_THE EXERCISE_
Copy the following rows word for word, leaving out the pictures.

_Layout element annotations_

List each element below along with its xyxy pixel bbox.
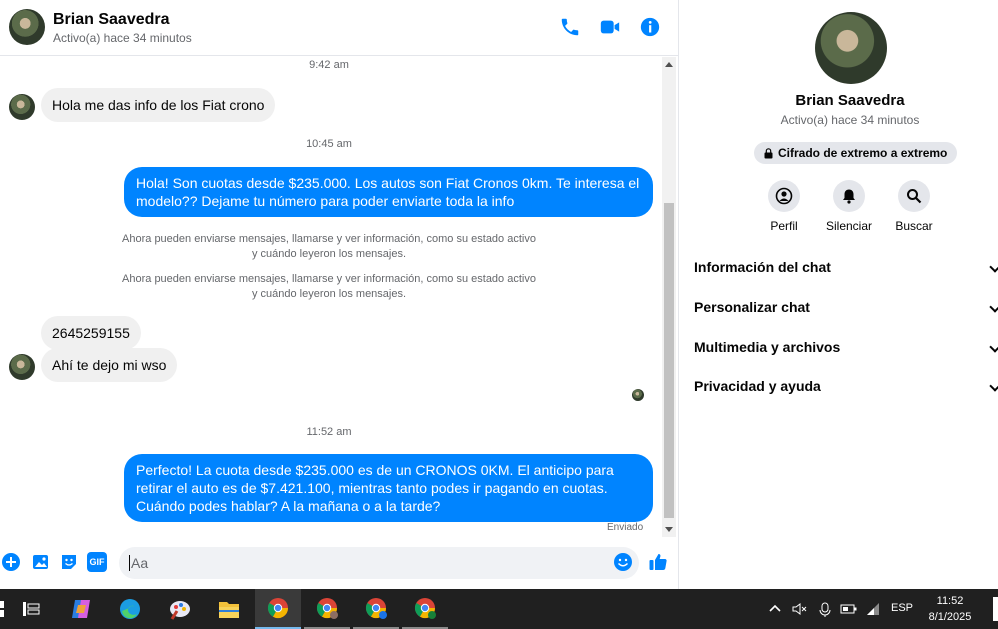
edge-icon[interactable] bbox=[107, 589, 153, 629]
contact-status: Activo(a) hace 34 minutos bbox=[53, 31, 192, 45]
contact-avatar[interactable] bbox=[9, 9, 45, 45]
timestamp: 10:45 am bbox=[306, 138, 352, 150]
system-message: Ahora pueden enviarse mensajes, llamarse… bbox=[0, 232, 658, 262]
incoming-message[interactable]: Hola me das info de los Fiat crono bbox=[41, 88, 276, 122]
notification-icon[interactable] bbox=[993, 597, 998, 621]
battery-icon[interactable] bbox=[840, 602, 858, 616]
bell-icon bbox=[833, 180, 865, 212]
mute-button-label: Silenciar bbox=[825, 219, 873, 233]
search-button[interactable]: Buscar bbox=[879, 180, 949, 233]
sent-status: Enviado bbox=[607, 522, 644, 533]
video-camera-icon[interactable] bbox=[599, 16, 621, 38]
seen-avatar bbox=[632, 389, 644, 401]
file-explorer-icon[interactable] bbox=[206, 589, 252, 629]
search-icon bbox=[898, 180, 930, 212]
phone-icon[interactable] bbox=[559, 16, 581, 38]
info-icon[interactable] bbox=[639, 16, 661, 38]
profile-picture[interactable] bbox=[815, 12, 887, 84]
scroll-thumb[interactable] bbox=[664, 203, 674, 518]
system-message-line: y cuándo leyeron los mensajes. bbox=[251, 288, 407, 300]
gallery-icon[interactable] bbox=[31, 552, 51, 572]
sticker-icon[interactable] bbox=[59, 552, 79, 572]
plus-icon[interactable] bbox=[1, 552, 21, 572]
chevron-up-icon[interactable] bbox=[768, 603, 782, 613]
timestamp: 9:42 am bbox=[309, 59, 349, 71]
outgoing-message[interactable]: Hola! Son cuotas desde $235.000. Los aut… bbox=[124, 167, 653, 217]
composer: GIF Aa bbox=[0, 540, 678, 586]
message-avatar[interactable] bbox=[9, 354, 35, 380]
copilot-icon[interactable] bbox=[58, 589, 104, 629]
language-indicator[interactable]: ESP bbox=[891, 602, 913, 614]
system-message-line: y cuándo leyeron los mensajes. bbox=[251, 248, 407, 260]
chat-header: Brian Saavedra Activo(a) hace 34 minutos bbox=[0, 0, 678, 56]
clock-time: 11:52 bbox=[936, 595, 964, 607]
paint-icon[interactable] bbox=[157, 589, 203, 629]
chrome-profile-icon[interactable] bbox=[304, 589, 350, 629]
chevron-down-icon bbox=[989, 301, 998, 313]
task-view-icon[interactable] bbox=[8, 589, 54, 629]
text-caret bbox=[129, 555, 130, 571]
mute-button[interactable]: Silenciar bbox=[814, 180, 884, 233]
scroll-down-arrow[interactable] bbox=[665, 527, 673, 532]
message-input-placeholder: Aa bbox=[131, 555, 149, 571]
scroll-up-arrow[interactable] bbox=[665, 62, 673, 67]
chevron-down-icon bbox=[989, 380, 998, 392]
incoming-message[interactable]: 2645259155 bbox=[41, 316, 141, 350]
system-clock[interactable]: 11:52 8/1/2025 bbox=[918, 593, 982, 625]
message-avatar[interactable] bbox=[9, 94, 35, 120]
profile-button[interactable]: Perfil bbox=[749, 180, 819, 233]
section-chat-info[interactable]: Información del chat bbox=[694, 259, 998, 275]
scrollbar[interactable] bbox=[662, 57, 676, 537]
message-input[interactable]: Aa bbox=[119, 547, 639, 579]
incoming-message[interactable]: Ahí te dejo mi wso bbox=[41, 348, 178, 382]
chevron-down-icon bbox=[989, 341, 998, 353]
lock-icon bbox=[764, 147, 773, 158]
contact-name[interactable]: Brian Saavedra bbox=[53, 11, 170, 29]
clock-date: 8/1/2025 bbox=[928, 611, 972, 623]
timestamp: 11:52 am bbox=[306, 426, 352, 438]
section-label: Multimedia y archivos bbox=[694, 339, 841, 355]
section-label: Privacidad y ayuda bbox=[694, 378, 821, 394]
outgoing-message[interactable]: Perfecto! La cuota desde $235.000 es de … bbox=[124, 454, 653, 522]
section-privacy-help[interactable]: Privacidad y ayuda bbox=[694, 378, 998, 394]
chrome-profile-t-icon[interactable] bbox=[402, 589, 448, 629]
wifi-icon[interactable] bbox=[865, 601, 881, 617]
system-message: Ahora pueden enviarse mensajes, llamarse… bbox=[0, 272, 658, 302]
windows-taskbar: ESP 11:52 8/1/2025 bbox=[0, 589, 998, 629]
search-button-label: Buscar bbox=[895, 219, 933, 233]
chevron-down-icon bbox=[989, 261, 998, 273]
profile-status: Activo(a) hace 34 minutos bbox=[780, 113, 920, 127]
chrome-profile-v-icon[interactable] bbox=[353, 589, 399, 629]
system-message-line: Ahora pueden enviarse mensajes, llamarse… bbox=[122, 273, 536, 285]
section-media-files[interactable]: Multimedia y archivos bbox=[694, 339, 998, 355]
system-message-line: Ahora pueden enviarse mensajes, llamarse… bbox=[122, 233, 536, 245]
microphone-icon[interactable] bbox=[817, 601, 833, 617]
profile-icon bbox=[768, 180, 800, 212]
chat-pane: Brian Saavedra Activo(a) hace 34 minutos… bbox=[0, 0, 678, 589]
info-panel: Brian Saavedra Activo(a) hace 34 minutos… bbox=[678, 0, 998, 589]
message-list[interactable]: 9:42 am Hola me das info de los Fiat cro… bbox=[0, 57, 662, 537]
section-label: Información del chat bbox=[694, 259, 831, 275]
chrome-icon[interactable] bbox=[255, 589, 301, 629]
encryption-label: Cifrado de extremo a extremo bbox=[778, 146, 948, 160]
section-customize-chat[interactable]: Personalizar chat bbox=[694, 299, 998, 315]
encryption-badge[interactable]: Cifrado de extremo a extremo bbox=[754, 142, 958, 164]
emoji-icon[interactable] bbox=[613, 552, 633, 572]
profile-name: Brian Saavedra bbox=[795, 92, 905, 109]
gif-icon[interactable]: GIF bbox=[87, 552, 107, 572]
profile-button-label: Perfil bbox=[770, 219, 798, 233]
section-label: Personalizar chat bbox=[694, 299, 810, 315]
volume-muted-icon[interactable] bbox=[791, 601, 807, 617]
like-icon[interactable] bbox=[648, 552, 668, 572]
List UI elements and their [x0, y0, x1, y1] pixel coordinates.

_THE RESULT_
List each element below along with its xyxy pixel bbox.
edge-icon[interactable] bbox=[107, 589, 153, 629]
contact-status: Activo(a) hace 34 minutos bbox=[53, 31, 192, 45]
contact-avatar[interactable] bbox=[9, 9, 45, 45]
timestamp: 10:45 am bbox=[306, 138, 352, 150]
system-message: Ahora pueden enviarse mensajes, llamarse… bbox=[0, 232, 658, 262]
incoming-message[interactable]: Hola me das info de los Fiat crono bbox=[41, 88, 276, 122]
notification-icon[interactable] bbox=[993, 597, 998, 621]
battery-icon[interactable] bbox=[840, 602, 858, 616]
bell-icon bbox=[833, 180, 865, 212]
mute-button-label: Silenciar bbox=[825, 219, 873, 233]
search-button[interactable]: Buscar bbox=[879, 180, 949, 233]
sent-status: Enviado bbox=[607, 522, 644, 533]
video-camera-icon[interactable] bbox=[599, 16, 621, 38]
seen-avatar bbox=[632, 389, 644, 401]
file-explorer-icon[interactable] bbox=[206, 589, 252, 629]
search-icon bbox=[898, 180, 930, 212]
phone-icon[interactable] bbox=[559, 16, 581, 38]
info-icon[interactable] bbox=[639, 16, 661, 38]
profile-picture[interactable] bbox=[815, 12, 887, 84]
scroll-thumb[interactable] bbox=[664, 203, 674, 518]
system-message-line: y cuándo leyeron los mensajes. bbox=[251, 288, 407, 300]
gallery-icon[interactable] bbox=[31, 552, 51, 572]
sticker-icon[interactable] bbox=[59, 552, 79, 572]
plus-icon[interactable] bbox=[1, 552, 21, 572]
chevron-up-icon[interactable] bbox=[768, 603, 782, 613]
timestamp: 9:42 am bbox=[309, 59, 349, 71]
outgoing-message[interactable]: Hola! Son cuotas desde $235.000. Los aut… bbox=[124, 167, 653, 217]
composer: GIF Aa bbox=[0, 540, 678, 586]
message-avatar[interactable] bbox=[9, 354, 35, 380]
copilot-icon[interactable] bbox=[58, 589, 104, 629]
language-indicator[interactable]: ESP bbox=[891, 602, 913, 614]
system-message-line: y cuándo leyeron los mensajes. bbox=[251, 248, 407, 260]
chat-header: Brian Saavedra Activo(a) hace 34 minutos bbox=[0, 0, 678, 56]
clock-time: 11:52 bbox=[936, 595, 964, 607]
paint-icon[interactable] bbox=[157, 589, 203, 629]
chrome-profile-icon[interactable] bbox=[304, 589, 350, 629]
chevron-down-icon bbox=[989, 301, 998, 313]
task-view-icon[interactable] bbox=[8, 589, 54, 629]
text-caret bbox=[129, 555, 130, 571]
mute-button[interactable]: Silenciar bbox=[814, 180, 884, 233]
scroll-down-arrow[interactable] bbox=[665, 527, 673, 532]
message-input-placeholder: Aa bbox=[131, 555, 149, 571]
scroll-up-arrow[interactable] bbox=[665, 62, 673, 67]
chevron-down-icon bbox=[989, 380, 998, 392]
incoming-message[interactable]: 2645259155 bbox=[41, 316, 141, 350]
system-clock[interactable]: 11:52 8/1/2025 bbox=[918, 593, 982, 625]
message-avatar[interactable] bbox=[9, 94, 35, 120]
profile-button[interactable]: Perfil bbox=[749, 180, 819, 233]
section-chat-info[interactable]: Información del chat bbox=[694, 259, 998, 275]
scrollbar[interactable] bbox=[662, 57, 676, 537]
message-input[interactable]: Aa bbox=[119, 547, 639, 579]
incoming-message[interactable]: Ahí te dejo mi wso bbox=[41, 348, 178, 382]
chevron-down-icon bbox=[989, 341, 998, 353]
lock-icon bbox=[764, 147, 773, 158]
contact-name[interactable]: Brian Saavedra bbox=[53, 11, 170, 29]
clock-date: 8/1/2025 bbox=[928, 611, 972, 623]
timestamp: 11:52 am bbox=[306, 426, 352, 438]
section-label: Multimedia y archivos bbox=[694, 339, 841, 355]
section-label: Privacidad y ayuda bbox=[694, 378, 821, 394]
outgoing-message[interactable]: Perfecto! La cuota desde $235.000 es de … bbox=[124, 454, 653, 522]
section-privacy-help[interactable]: Privacidad y ayuda bbox=[694, 378, 998, 394]
chrome-profile-t-icon[interactable] bbox=[402, 589, 448, 629]
wifi-icon[interactable] bbox=[865, 601, 881, 617]
system-message: Ahora pueden enviarse mensajes, llamarse… bbox=[0, 272, 658, 302]
windows-taskbar: ESP 11:52 8/1/2025 bbox=[0, 589, 998, 629]
search-button-label: Buscar bbox=[895, 219, 933, 233]
chevron-down-icon bbox=[989, 261, 998, 273]
profile-status: Activo(a) hace 34 minutos bbox=[780, 113, 920, 127]
chrome-profile-v-icon[interactable] bbox=[353, 589, 399, 629]
system-message-line: Ahora pueden enviarse mensajes, llamarse… bbox=[122, 273, 536, 285]
section-media-files[interactable]: Multimedia y archivos bbox=[694, 339, 998, 355]
system-message-line: Ahora pueden enviarse mensajes, llamarse… bbox=[122, 233, 536, 245]
microphone-icon[interactable] bbox=[817, 601, 833, 617]
profile-icon bbox=[768, 180, 800, 212]
chat-pane: Brian Saavedra Activo(a) hace 34 minutos… bbox=[0, 0, 678, 589]
info-panel: Brian Saavedra Activo(a) hace 34 minutos… bbox=[678, 0, 998, 589]
message-list[interactable]: 9:42 am Hola me das info de los Fiat cro… bbox=[0, 57, 662, 537]
section-label: Información del chat bbox=[694, 259, 831, 275]
chrome-icon[interactable] bbox=[255, 589, 301, 629]
encryption-label: Cifrado de extremo a extremo bbox=[778, 146, 948, 160]
section-customize-chat[interactable]: Personalizar chat bbox=[694, 299, 998, 315]
encryption-badge[interactable]: Cifrado de extremo a extremo bbox=[754, 142, 958, 164]
emoji-icon[interactable] bbox=[613, 552, 633, 572]
profile-name: Brian Saavedra bbox=[795, 92, 905, 109]
gif-icon[interactable]: GIF bbox=[87, 552, 107, 572]
profile-button-label: Perfil bbox=[770, 219, 798, 233]
section-label: Personalizar chat bbox=[694, 299, 810, 315]
volume-muted-icon[interactable] bbox=[791, 601, 807, 617]
like-icon[interactable] bbox=[648, 552, 668, 572]
List UI elements and their [x0, y0, x1, y1] pixel coordinates.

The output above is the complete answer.